TASK TO CARRY OUT –
Reproduce all the entries precisely.

DATA EXCERPTS –
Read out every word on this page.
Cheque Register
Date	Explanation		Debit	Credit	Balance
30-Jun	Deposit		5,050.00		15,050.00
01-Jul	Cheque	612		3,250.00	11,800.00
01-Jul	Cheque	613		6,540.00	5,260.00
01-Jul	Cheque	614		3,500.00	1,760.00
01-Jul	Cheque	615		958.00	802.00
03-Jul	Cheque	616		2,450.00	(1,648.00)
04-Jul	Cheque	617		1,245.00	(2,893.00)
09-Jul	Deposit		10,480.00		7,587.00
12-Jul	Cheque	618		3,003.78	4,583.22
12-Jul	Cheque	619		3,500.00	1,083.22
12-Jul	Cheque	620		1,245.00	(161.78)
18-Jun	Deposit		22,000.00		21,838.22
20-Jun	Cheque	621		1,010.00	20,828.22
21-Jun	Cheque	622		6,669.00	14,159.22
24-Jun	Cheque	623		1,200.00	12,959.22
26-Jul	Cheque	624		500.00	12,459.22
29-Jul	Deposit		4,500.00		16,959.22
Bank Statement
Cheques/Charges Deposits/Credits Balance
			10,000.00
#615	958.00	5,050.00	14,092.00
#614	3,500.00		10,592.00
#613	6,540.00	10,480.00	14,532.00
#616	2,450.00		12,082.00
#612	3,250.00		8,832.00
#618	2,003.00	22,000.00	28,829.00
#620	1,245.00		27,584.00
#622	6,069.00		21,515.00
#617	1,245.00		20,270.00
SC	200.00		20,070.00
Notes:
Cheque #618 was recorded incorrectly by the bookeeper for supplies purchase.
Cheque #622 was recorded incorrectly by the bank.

EXERCISE OUTPUT –
Read out every word on this page.
Cheque Register
Date	Explanation		Debit	Credit	Balance
30-Jun	Deposit		5,050.00		15,050.00
01-Jul	Cheque	612		3,250.00	11,800.00
01-Jul	Cheque	613		6,540.00	5,260.00
01-Jul	Cheque	614		3,500.00	1,760.00
01-Jul	Cheque	615		958.00	802.00
03-Jul	Cheque	616		2,450.00	(1,648.00)
04-Jul	Cheque	617		1,245.00	(2,893.00)
09-Jul	Deposit		10,480.00		7,587.00
12-Jul	Cheque	618		3,003.78	4,583.22
12-Jul	Cheque	619		3,500.00	1,083.22
12-Jul	Cheque	620		1,245.00	(161.78)
18-Jun	Deposit		22,000.00		21,838.22
20-Jun	Cheque	621		1,010.00	20,828.22
21-Jun	Cheque	622		6,669.00	14,159.22
24-Jun	Cheque	623		1,200.00	12,959.22
26-Jul	Cheque	624		500.00	12,459.22
29-Jul	Deposit		4,500.00		16,959.22
Bank Statement
Cheques/Charges Deposits/Credits Balance
			10,000.00
#615	958.00	5,050.00	14,092.00
#614	3,500.00		10,592.00
#613	6,540.00	10,480.00	14,532.00
#616	2,450.00		12,082.00
#612	3,250.00		8,832.00
#618	2,003.00	22,000.00	28,829.00
#620	1,245.00		27,584.00
#622	6,069.00		21,515.00
#617	1,245.00		20,270.00
SC	200.00		20,070.00
Notes:
Cheque #618 was recorded incorrectly by the bookeeper for supplies purchase.
Cheque #622 was recorded incorrectly by the bank.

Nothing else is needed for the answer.